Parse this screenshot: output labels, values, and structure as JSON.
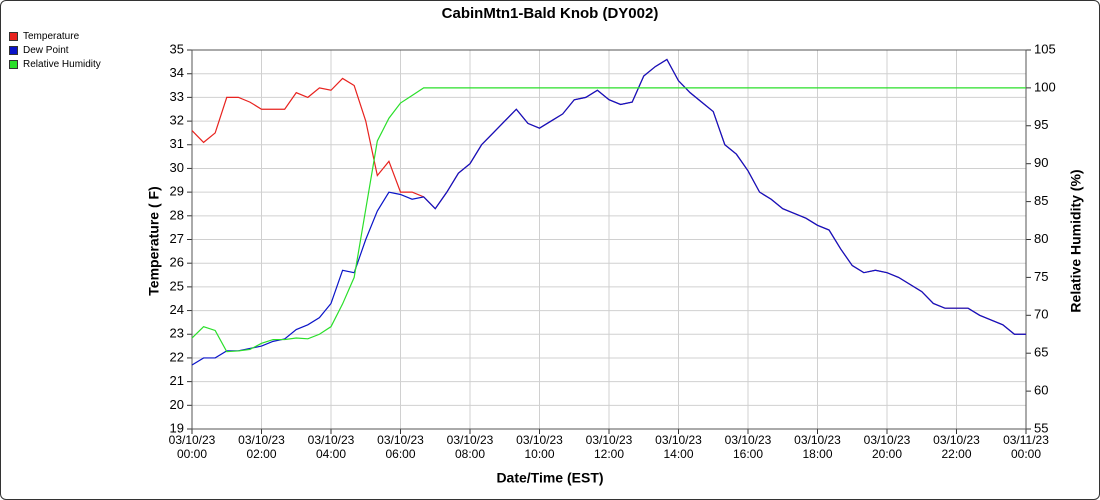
{
  "chart_data": {
    "type": "line",
    "title": "CabinMtn1-Bald Knob (DY002)",
    "x_label": "Date/Time (EST)",
    "y_label": "Temperature ( F)",
    "y2_label": "Relative Humidity (%)",
    "x": [
      "03/10/23 00:00",
      "03/10/23 00:20",
      "03/10/23 00:40",
      "03/10/23 01:00",
      "03/10/23 01:20",
      "03/10/23 01:40",
      "03/10/23 02:00",
      "03/10/23 02:20",
      "03/10/23 02:40",
      "03/10/23 03:00",
      "03/10/23 03:20",
      "03/10/23 03:40",
      "03/10/23 04:00",
      "03/10/23 04:20",
      "03/10/23 04:40",
      "03/10/23 05:00",
      "03/10/23 05:20",
      "03/10/23 05:40",
      "03/10/23 06:00",
      "03/10/23 06:20",
      "03/10/23 06:40",
      "03/10/23 07:00",
      "03/10/23 07:20",
      "03/10/23 07:40",
      "03/10/23 08:00",
      "03/10/23 08:20",
      "03/10/23 08:40",
      "03/10/23 09:00",
      "03/10/23 09:20",
      "03/10/23 09:40",
      "03/10/23 10:00",
      "03/10/23 10:20",
      "03/10/23 10:40",
      "03/10/23 11:00",
      "03/10/23 11:20",
      "03/10/23 11:40",
      "03/10/23 12:00",
      "03/10/23 12:20",
      "03/10/23 12:40",
      "03/10/23 13:00",
      "03/10/23 13:20",
      "03/10/23 13:40",
      "03/10/23 14:00",
      "03/10/23 14:20",
      "03/10/23 14:40",
      "03/10/23 15:00",
      "03/10/23 15:20",
      "03/10/23 15:40",
      "03/10/23 16:00",
      "03/10/23 16:20",
      "03/10/23 16:40",
      "03/10/23 17:00",
      "03/10/23 17:20",
      "03/10/23 17:40",
      "03/10/23 18:00",
      "03/10/23 18:20",
      "03/10/23 18:40",
      "03/10/23 19:00",
      "03/10/23 19:20",
      "03/10/23 19:40",
      "03/10/23 20:00",
      "03/10/23 20:20",
      "03/10/23 20:40",
      "03/10/23 21:00",
      "03/10/23 21:20",
      "03/10/23 21:40",
      "03/10/23 22:00",
      "03/10/23 22:20",
      "03/10/23 22:40",
      "03/10/23 23:00",
      "03/10/23 23:20",
      "03/10/23 23:40",
      "03/11/23 00:00"
    ],
    "series": [
      {
        "name": "Temperature",
        "color": "#e8231f",
        "values": [
          31.6,
          31.1,
          31.5,
          33.0,
          33.0,
          32.8,
          32.5,
          32.5,
          32.5,
          33.2,
          33.0,
          33.4,
          33.3,
          33.8,
          33.5,
          32.0,
          29.7,
          30.3,
          29.0,
          29.0,
          28.8,
          28.3,
          29.0,
          29.8,
          30.2,
          31.0,
          31.5,
          32.0,
          32.5,
          31.9,
          31.7,
          32.0,
          32.3,
          32.9,
          33.0,
          33.3,
          32.9,
          32.7,
          32.8,
          33.9,
          34.3,
          34.6,
          33.7,
          33.2,
          32.8,
          32.4,
          31.0,
          30.6,
          29.9,
          29.0,
          28.7,
          28.3,
          28.1,
          27.9,
          27.6,
          27.4,
          26.6,
          25.9,
          25.6,
          25.7,
          25.6,
          25.4,
          25.1,
          24.8,
          24.3,
          24.1,
          24.1,
          24.1,
          23.8,
          23.6,
          23.4,
          23.0,
          23.0
        ]
      },
      {
        "name": "Dew Point",
        "color": "#0a14c8",
        "values": [
          21.7,
          22.0,
          22.0,
          22.3,
          22.3,
          22.4,
          22.5,
          22.7,
          22.8,
          23.2,
          23.4,
          23.7,
          24.3,
          25.7,
          25.6,
          27.0,
          28.2,
          29.0,
          28.9,
          28.7,
          28.8,
          28.3,
          29.0,
          29.8,
          30.2,
          31.0,
          31.5,
          32.0,
          32.5,
          31.9,
          31.7,
          32.0,
          32.3,
          32.9,
          33.0,
          33.3,
          32.9,
          32.7,
          32.8,
          33.9,
          34.3,
          34.6,
          33.7,
          33.2,
          32.8,
          32.4,
          31.0,
          30.6,
          29.9,
          29.0,
          28.7,
          28.3,
          28.1,
          27.9,
          27.6,
          27.4,
          26.6,
          25.9,
          25.6,
          25.7,
          25.6,
          25.4,
          25.1,
          24.8,
          24.3,
          24.1,
          24.1,
          24.1,
          23.8,
          23.6,
          23.4,
          23.0,
          23.0
        ]
      },
      {
        "name": "Relative Humidity",
        "color": "#2adf2a",
        "axis": "y2",
        "values": [
          67,
          68.5,
          68,
          65.2,
          65.3,
          65.5,
          66.3,
          66.8,
          66.8,
          67.0,
          66.9,
          67.5,
          68.5,
          71.5,
          75,
          84,
          93,
          96,
          98,
          99,
          100,
          100,
          100,
          100,
          100,
          100,
          100,
          100,
          100,
          100,
          100,
          100,
          100,
          100,
          100,
          100,
          100,
          100,
          100,
          100,
          100,
          100,
          100,
          100,
          100,
          100,
          100,
          100,
          100,
          100,
          100,
          100,
          100,
          100,
          100,
          100,
          100,
          100,
          100,
          100,
          100,
          100,
          100,
          100,
          100,
          100,
          100,
          100,
          100,
          100,
          100,
          100,
          100
        ]
      }
    ],
    "xlim": [
      "03/10/23 00:00",
      "03/11/23 00:00"
    ],
    "xticks": [
      "03/10/23 00:00",
      "03/10/23 02:00",
      "03/10/23 04:00",
      "03/10/23 06:00",
      "03/10/23 08:00",
      "03/10/23 10:00",
      "03/10/23 12:00",
      "03/10/23 14:00",
      "03/10/23 16:00",
      "03/10/23 18:00",
      "03/10/23 20:00",
      "03/10/23 22:00",
      "03/11/23 00:00"
    ],
    "ylim": [
      19,
      35
    ],
    "yticks": [
      19,
      20,
      21,
      22,
      23,
      24,
      25,
      26,
      27,
      28,
      29,
      30,
      31,
      32,
      33,
      34,
      35
    ],
    "y2lim": [
      55,
      105
    ],
    "y2ticks": [
      55,
      60,
      65,
      70,
      75,
      80,
      85,
      90,
      95,
      100,
      105
    ],
    "grid": true,
    "legend": "top-left"
  }
}
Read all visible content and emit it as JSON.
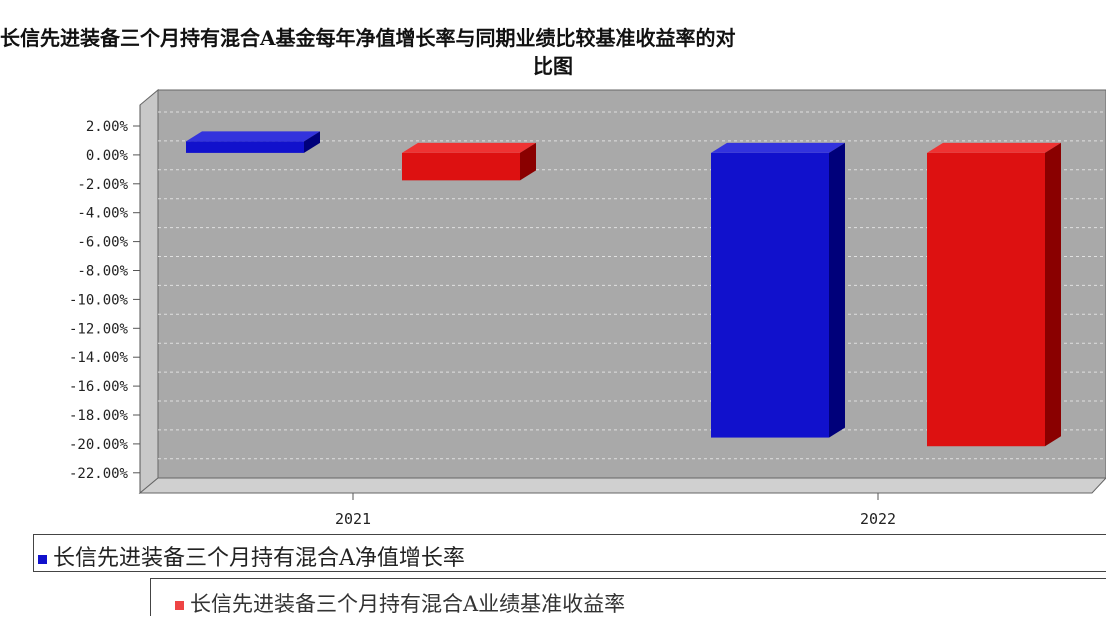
{
  "chart_data": {
    "type": "bar",
    "title_line1": "长信先进装备三个月持有混合A基金每年净值增长率与同期业绩比较基准收益率的对",
    "title_line2": "比图",
    "categories": [
      "2021",
      "2022"
    ],
    "series": [
      {
        "name": "长信先进装备三个月持有混合A净值增长率",
        "values": [
          0.8,
          -19.7
        ],
        "color": "#1111cc"
      },
      {
        "name": "长信先进装备三个月持有混合A业绩基准收益率",
        "values": [
          -1.9,
          -20.3
        ],
        "color": "#dd1111"
      }
    ],
    "y_ticks": [
      "2.00%",
      "0.00%",
      "-2.00%",
      "-4.00%",
      "-6.00%",
      "-8.00%",
      "-10.00%",
      "-12.00%",
      "-14.00%",
      "-16.00%",
      "-18.00%",
      "-20.00%",
      "-22.00%"
    ],
    "ylim": [
      -23,
      3
    ],
    "grid": true,
    "legend_position": "bottom"
  }
}
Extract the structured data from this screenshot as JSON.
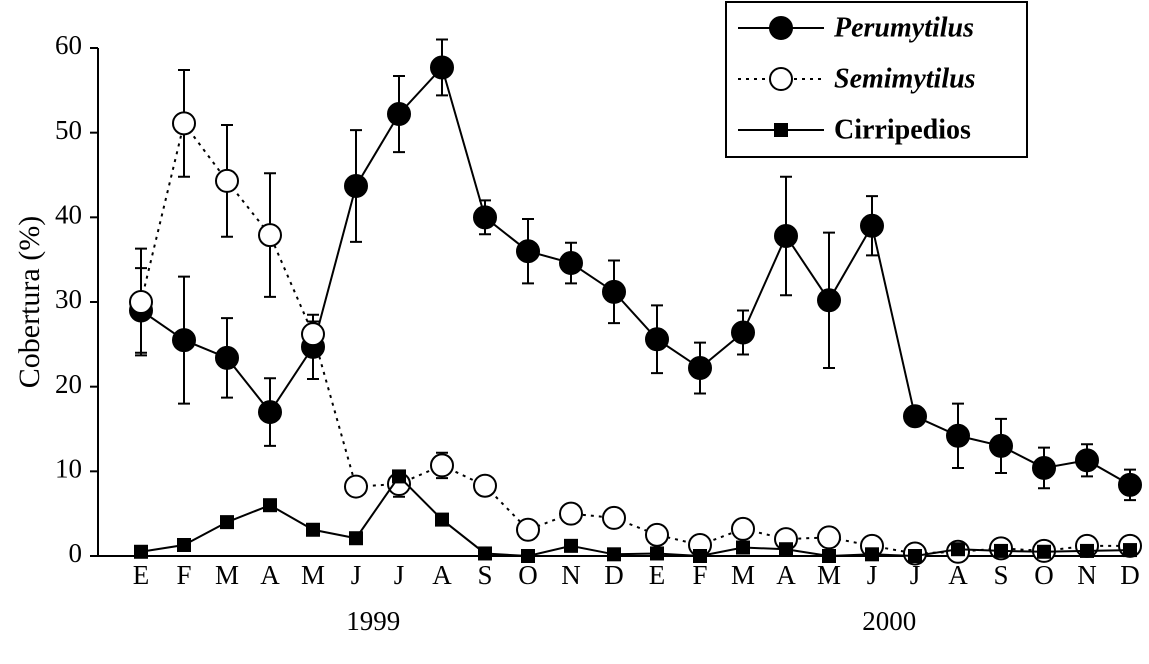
{
  "chart_data": {
    "type": "line",
    "y_label": "Cobertura (%)",
    "categories": [
      "E",
      "F",
      "M",
      "A",
      "M",
      "J",
      "J",
      "A",
      "S",
      "O",
      "N",
      "D",
      "E",
      "F",
      "M",
      "A",
      "M",
      "J",
      "J",
      "A",
      "S",
      "O",
      "N",
      "D"
    ],
    "year_labels": [
      "1999",
      "2000"
    ],
    "ylim": [
      0,
      60
    ],
    "yticks": [
      0,
      10,
      20,
      30,
      40,
      50,
      60
    ],
    "legend": "upper right",
    "series": [
      {
        "name": "Perumytilus",
        "color": "#000",
        "marker": "circle-filled",
        "dash": "solid",
        "name_style": "italic",
        "values": [
          29.0,
          25.5,
          23.4,
          17.0,
          24.7,
          43.7,
          52.2,
          57.7,
          40.0,
          36.0,
          34.6,
          31.2,
          25.6,
          22.2,
          26.4,
          37.8,
          30.2,
          39.0,
          16.5,
          14.2,
          13.0,
          10.4,
          11.3,
          8.4
        ],
        "errors": [
          5.0,
          7.5,
          4.7,
          4.0,
          3.8,
          6.6,
          4.5,
          3.3,
          2.0,
          3.8,
          2.4,
          3.7,
          4.0,
          3.0,
          2.6,
          7.0,
          8.0,
          3.5,
          0.5,
          3.8,
          3.2,
          2.4,
          1.9,
          1.8
        ]
      },
      {
        "name": "Semimytilus",
        "color": "#000",
        "marker": "circle-open",
        "dash": "dotted",
        "name_style": "italic",
        "values": [
          30.0,
          51.1,
          44.3,
          37.9,
          26.2,
          8.2,
          8.5,
          10.7,
          8.3,
          3.1,
          5.0,
          4.5,
          2.5,
          1.3,
          3.2,
          2.0,
          2.2,
          1.2,
          0.3,
          0.5,
          0.9,
          0.6,
          1.2,
          1.2
        ],
        "errors": [
          6.3,
          6.3,
          6.6,
          7.3,
          1.5,
          0.5,
          1.5,
          1.5,
          0.5,
          0.5,
          0.5,
          0.5,
          0.3,
          0.3,
          0.3,
          0.3,
          0.3,
          0.3,
          0.3,
          0.3,
          0.3,
          0.3,
          0.3,
          0.3
        ]
      },
      {
        "name": "Cirripedios",
        "color": "#000",
        "marker": "square",
        "dash": "solid",
        "name_style": "normal",
        "values": [
          0.5,
          1.3,
          4.0,
          6.0,
          3.1,
          2.1,
          9.4,
          4.3,
          0.3,
          0,
          1.2,
          0.2,
          0.3,
          0,
          1.0,
          0.8,
          0,
          0.2,
          0,
          0.8,
          0.6,
          0.5,
          0.6,
          0.7
        ],
        "errors": [
          0.2,
          0.3,
          0.4,
          0.4,
          0.3,
          0.3,
          0.6,
          0.3,
          0.2,
          0.2,
          0.3,
          0.2,
          0.2,
          0.2,
          0.3,
          0.3,
          0.2,
          0.2,
          0.2,
          0.2,
          0.2,
          0.2,
          0.2,
          0.2
        ]
      }
    ]
  }
}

GOAL:
Out of the preceding entries, pull every line containing the string "this".

TASK RESULT:
Parse this screenshot: output labels, values, and structure as JSON.
Extract the structured data from this screenshot as JSON.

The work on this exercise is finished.